▶ DIRECTIONS
Go through the records and copy each line where the word "this" occurs.

▼

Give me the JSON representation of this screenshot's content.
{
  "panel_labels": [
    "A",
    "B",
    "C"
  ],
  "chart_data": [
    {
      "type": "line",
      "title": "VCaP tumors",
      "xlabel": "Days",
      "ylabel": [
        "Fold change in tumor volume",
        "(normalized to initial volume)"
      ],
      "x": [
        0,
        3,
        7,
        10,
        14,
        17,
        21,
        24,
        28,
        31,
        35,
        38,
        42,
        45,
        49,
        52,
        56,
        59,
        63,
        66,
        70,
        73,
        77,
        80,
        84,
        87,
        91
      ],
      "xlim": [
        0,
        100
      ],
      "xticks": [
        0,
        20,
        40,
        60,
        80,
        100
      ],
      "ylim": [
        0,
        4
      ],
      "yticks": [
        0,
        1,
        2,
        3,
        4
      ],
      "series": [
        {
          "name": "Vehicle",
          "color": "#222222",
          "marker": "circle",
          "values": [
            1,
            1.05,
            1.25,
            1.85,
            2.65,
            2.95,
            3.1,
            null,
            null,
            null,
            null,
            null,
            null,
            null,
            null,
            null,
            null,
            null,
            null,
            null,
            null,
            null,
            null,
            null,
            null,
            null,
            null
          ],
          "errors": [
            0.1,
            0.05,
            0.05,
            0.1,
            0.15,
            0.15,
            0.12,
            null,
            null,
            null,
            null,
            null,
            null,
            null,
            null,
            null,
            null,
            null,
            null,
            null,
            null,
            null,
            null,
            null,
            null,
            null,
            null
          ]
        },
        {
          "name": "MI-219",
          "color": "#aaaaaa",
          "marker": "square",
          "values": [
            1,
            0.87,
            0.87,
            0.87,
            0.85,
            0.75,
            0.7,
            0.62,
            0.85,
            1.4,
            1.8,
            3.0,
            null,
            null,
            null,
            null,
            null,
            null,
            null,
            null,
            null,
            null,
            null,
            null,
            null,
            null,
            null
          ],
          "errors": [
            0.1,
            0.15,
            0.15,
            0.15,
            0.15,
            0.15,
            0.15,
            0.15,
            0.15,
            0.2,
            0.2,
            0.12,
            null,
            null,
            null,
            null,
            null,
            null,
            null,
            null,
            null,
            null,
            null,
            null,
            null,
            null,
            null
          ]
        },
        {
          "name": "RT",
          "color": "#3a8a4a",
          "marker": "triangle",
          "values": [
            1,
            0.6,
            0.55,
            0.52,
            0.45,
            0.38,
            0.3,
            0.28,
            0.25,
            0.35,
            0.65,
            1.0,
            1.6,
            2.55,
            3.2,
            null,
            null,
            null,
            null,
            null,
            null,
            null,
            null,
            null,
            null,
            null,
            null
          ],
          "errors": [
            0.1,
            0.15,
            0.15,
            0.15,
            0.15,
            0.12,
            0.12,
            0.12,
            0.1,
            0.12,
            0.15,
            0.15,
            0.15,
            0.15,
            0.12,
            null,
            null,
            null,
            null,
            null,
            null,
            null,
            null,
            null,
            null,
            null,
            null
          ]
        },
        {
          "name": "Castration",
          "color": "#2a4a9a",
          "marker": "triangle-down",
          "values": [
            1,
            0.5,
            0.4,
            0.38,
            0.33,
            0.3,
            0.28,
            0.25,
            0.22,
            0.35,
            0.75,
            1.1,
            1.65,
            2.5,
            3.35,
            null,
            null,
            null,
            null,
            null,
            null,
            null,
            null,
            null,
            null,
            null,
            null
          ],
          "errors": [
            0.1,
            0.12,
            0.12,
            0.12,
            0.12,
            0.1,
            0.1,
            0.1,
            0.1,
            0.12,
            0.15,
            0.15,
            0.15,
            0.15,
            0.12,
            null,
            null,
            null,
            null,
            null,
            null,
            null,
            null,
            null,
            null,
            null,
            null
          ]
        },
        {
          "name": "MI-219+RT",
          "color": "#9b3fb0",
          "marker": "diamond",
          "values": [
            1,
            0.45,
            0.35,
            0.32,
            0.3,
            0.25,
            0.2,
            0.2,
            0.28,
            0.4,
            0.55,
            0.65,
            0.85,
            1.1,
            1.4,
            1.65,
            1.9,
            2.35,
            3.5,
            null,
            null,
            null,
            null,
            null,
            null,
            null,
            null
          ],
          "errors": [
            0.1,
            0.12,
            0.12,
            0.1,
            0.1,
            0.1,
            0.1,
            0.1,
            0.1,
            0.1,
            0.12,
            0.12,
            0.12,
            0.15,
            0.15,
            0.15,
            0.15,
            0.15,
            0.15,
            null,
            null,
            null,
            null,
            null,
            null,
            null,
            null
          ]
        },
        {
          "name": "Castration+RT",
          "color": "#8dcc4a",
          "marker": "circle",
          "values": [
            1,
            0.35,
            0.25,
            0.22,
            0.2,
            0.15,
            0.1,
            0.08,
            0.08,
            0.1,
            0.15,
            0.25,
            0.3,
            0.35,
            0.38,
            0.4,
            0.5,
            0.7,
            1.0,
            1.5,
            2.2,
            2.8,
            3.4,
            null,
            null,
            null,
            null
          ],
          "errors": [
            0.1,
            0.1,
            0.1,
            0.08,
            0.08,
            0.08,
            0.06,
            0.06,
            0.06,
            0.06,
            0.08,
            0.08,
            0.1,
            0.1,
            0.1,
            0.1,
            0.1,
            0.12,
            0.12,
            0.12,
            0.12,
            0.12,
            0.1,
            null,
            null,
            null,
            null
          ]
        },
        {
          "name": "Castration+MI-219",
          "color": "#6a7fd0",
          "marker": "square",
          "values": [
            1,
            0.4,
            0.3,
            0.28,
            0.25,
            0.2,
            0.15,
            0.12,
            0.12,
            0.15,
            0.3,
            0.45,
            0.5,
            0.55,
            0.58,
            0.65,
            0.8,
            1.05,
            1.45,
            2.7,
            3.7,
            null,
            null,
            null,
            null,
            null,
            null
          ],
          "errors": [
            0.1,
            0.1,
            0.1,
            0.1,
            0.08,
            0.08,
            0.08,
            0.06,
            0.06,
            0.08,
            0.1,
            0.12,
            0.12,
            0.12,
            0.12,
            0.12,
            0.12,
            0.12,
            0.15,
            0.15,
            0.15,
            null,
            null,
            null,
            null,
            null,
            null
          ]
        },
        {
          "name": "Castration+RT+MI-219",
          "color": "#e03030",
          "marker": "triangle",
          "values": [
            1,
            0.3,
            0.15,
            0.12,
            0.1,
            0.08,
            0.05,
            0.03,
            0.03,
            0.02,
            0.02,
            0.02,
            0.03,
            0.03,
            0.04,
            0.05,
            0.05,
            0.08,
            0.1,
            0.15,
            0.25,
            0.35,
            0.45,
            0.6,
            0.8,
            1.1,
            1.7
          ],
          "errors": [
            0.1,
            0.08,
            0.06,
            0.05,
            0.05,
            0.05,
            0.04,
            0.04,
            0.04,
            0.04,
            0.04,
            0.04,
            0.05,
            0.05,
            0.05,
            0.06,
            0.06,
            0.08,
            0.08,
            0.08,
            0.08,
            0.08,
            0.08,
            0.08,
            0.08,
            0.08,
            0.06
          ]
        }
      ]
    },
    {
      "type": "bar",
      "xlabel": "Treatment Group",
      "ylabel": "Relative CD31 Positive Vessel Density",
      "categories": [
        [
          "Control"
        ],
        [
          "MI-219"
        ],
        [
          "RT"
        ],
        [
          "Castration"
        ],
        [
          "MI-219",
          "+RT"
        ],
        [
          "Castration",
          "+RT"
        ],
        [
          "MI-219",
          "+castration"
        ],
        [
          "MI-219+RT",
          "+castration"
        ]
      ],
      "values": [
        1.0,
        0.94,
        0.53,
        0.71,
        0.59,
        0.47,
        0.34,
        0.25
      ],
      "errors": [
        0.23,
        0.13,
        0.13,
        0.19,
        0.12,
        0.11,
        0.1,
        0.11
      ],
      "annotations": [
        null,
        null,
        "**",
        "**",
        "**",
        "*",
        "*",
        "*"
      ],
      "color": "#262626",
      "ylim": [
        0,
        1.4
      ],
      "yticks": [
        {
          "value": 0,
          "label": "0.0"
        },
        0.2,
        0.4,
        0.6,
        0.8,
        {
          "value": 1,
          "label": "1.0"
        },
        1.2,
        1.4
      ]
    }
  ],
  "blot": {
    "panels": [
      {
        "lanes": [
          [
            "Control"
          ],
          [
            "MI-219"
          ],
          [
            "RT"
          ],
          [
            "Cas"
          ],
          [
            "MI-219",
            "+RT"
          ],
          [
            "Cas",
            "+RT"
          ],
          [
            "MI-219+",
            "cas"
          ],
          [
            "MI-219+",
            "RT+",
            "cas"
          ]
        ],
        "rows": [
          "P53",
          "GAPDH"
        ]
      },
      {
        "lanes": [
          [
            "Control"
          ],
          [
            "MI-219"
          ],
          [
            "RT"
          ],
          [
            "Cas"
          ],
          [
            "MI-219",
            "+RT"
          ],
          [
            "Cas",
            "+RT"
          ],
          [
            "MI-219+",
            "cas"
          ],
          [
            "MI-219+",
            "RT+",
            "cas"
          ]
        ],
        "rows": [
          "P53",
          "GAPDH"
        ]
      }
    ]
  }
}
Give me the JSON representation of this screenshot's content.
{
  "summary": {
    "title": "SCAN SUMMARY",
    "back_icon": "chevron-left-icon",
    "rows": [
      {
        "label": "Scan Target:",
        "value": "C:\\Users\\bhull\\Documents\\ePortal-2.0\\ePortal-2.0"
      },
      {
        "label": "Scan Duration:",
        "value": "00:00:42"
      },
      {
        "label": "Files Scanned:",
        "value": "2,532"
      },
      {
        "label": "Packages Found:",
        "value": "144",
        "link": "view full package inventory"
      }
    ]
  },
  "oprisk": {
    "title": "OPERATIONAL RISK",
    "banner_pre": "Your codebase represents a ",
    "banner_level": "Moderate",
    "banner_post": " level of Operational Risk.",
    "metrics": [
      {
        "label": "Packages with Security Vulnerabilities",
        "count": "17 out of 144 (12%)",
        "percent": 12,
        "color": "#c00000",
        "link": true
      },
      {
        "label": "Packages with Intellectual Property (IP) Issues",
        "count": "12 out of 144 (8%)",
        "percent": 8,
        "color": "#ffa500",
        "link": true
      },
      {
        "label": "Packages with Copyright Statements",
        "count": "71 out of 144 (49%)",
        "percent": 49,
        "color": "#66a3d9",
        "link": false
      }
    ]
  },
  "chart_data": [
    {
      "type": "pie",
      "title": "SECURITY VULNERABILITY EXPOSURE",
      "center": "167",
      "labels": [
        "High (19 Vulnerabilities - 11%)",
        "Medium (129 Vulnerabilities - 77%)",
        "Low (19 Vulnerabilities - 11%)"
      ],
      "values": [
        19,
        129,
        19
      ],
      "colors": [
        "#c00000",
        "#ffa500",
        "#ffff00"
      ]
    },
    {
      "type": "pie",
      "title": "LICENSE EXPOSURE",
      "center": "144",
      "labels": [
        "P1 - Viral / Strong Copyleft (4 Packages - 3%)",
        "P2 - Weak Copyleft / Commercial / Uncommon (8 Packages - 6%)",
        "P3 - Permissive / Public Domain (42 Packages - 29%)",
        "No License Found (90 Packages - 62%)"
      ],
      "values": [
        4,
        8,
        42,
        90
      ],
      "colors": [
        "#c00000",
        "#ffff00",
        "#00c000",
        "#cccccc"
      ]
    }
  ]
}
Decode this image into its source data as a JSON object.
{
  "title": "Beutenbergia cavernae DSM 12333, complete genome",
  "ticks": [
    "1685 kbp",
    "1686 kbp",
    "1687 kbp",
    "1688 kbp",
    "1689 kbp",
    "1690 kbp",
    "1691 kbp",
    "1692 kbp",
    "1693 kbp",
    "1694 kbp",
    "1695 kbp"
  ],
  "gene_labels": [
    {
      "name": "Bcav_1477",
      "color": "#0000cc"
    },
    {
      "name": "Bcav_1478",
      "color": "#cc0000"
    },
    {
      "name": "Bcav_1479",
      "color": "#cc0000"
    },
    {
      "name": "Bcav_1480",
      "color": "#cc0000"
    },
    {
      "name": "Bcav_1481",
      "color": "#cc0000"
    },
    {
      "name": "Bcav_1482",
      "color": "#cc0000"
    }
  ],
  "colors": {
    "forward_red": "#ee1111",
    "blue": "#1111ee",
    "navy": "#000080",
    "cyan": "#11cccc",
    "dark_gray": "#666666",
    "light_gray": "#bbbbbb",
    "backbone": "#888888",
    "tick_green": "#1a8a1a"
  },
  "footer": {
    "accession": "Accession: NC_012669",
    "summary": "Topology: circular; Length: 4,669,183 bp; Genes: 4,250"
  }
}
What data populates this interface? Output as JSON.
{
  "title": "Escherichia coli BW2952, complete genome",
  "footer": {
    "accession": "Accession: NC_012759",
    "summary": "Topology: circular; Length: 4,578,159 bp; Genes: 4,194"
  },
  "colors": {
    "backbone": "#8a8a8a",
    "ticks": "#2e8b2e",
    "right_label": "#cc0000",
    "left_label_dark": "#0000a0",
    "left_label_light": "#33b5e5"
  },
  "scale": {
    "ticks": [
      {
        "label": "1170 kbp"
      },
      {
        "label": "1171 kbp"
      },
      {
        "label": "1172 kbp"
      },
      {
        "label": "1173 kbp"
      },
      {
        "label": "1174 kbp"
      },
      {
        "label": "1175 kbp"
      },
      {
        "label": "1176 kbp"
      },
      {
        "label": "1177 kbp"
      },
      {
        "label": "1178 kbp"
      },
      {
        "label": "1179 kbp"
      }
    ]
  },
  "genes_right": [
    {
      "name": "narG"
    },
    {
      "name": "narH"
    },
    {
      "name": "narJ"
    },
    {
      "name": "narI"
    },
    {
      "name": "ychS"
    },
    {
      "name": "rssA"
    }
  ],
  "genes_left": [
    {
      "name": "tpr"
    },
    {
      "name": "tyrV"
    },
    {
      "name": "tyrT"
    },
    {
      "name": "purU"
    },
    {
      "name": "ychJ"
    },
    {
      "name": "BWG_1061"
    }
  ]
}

▲

▶ TASK OUTPUT
Give me the JSON representation of this screenshot's content.
Give me the JSON representation of this screenshot's content.
Decode this image into its source data as a JSON object.
What data populates this interface? Output as JSON.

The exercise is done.